## EXERCISE
Repeat the records below exactly, leaving out any pictures.

(Dataset entries)
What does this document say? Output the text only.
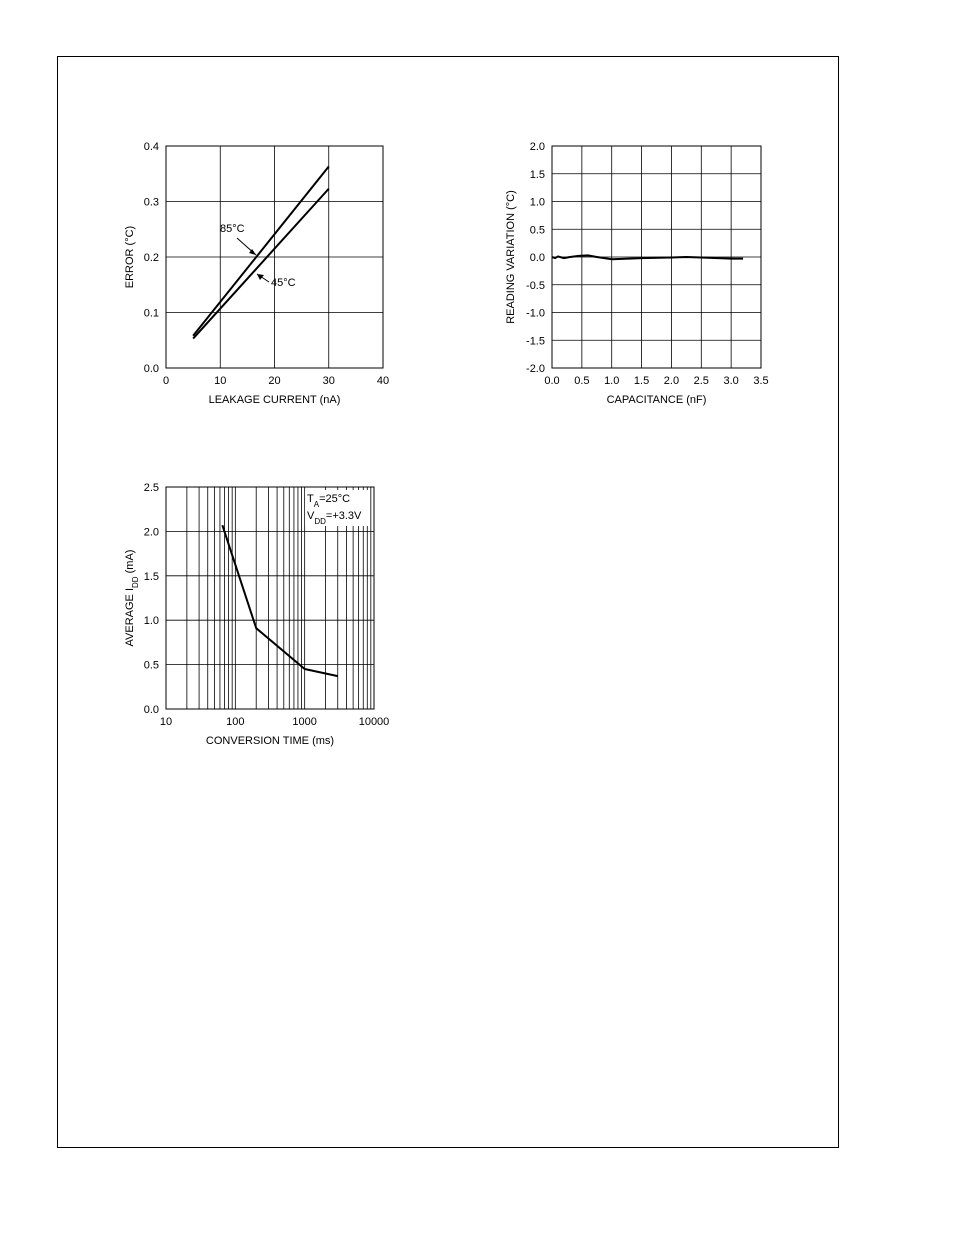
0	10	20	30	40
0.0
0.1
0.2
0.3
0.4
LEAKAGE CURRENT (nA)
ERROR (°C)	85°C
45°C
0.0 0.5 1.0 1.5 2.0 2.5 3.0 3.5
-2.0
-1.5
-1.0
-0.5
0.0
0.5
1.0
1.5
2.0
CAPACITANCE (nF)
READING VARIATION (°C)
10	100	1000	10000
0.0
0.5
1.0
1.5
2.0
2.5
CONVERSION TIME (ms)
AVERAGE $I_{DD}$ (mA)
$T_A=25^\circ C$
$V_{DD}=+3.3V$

## RESULT OF THIS EXERCISE
What does this document say? Output the text only.
0	10	20	30	40
0.0
0.1
0.2
0.3
0.4
LEAKAGE CURRENT (nA)
ERROR (°C)	85°C
45°C
0.0 0.5 1.0 1.5 2.0 2.5 3.0 3.5
-2.0
-1.5
-1.0
-0.5
0.0
0.5
1.0
1.5
2.0
CAPACITANCE (nF)
READING VARIATION (°C)
10	100	1000	10000
0.0
0.5
1.0
1.5
2.0
2.5
CONVERSION TIME (ms)
AVERAGE $I_{DD}$ (mA)
$T_A=25^\circ C$
$V_{DD}=+3.3V$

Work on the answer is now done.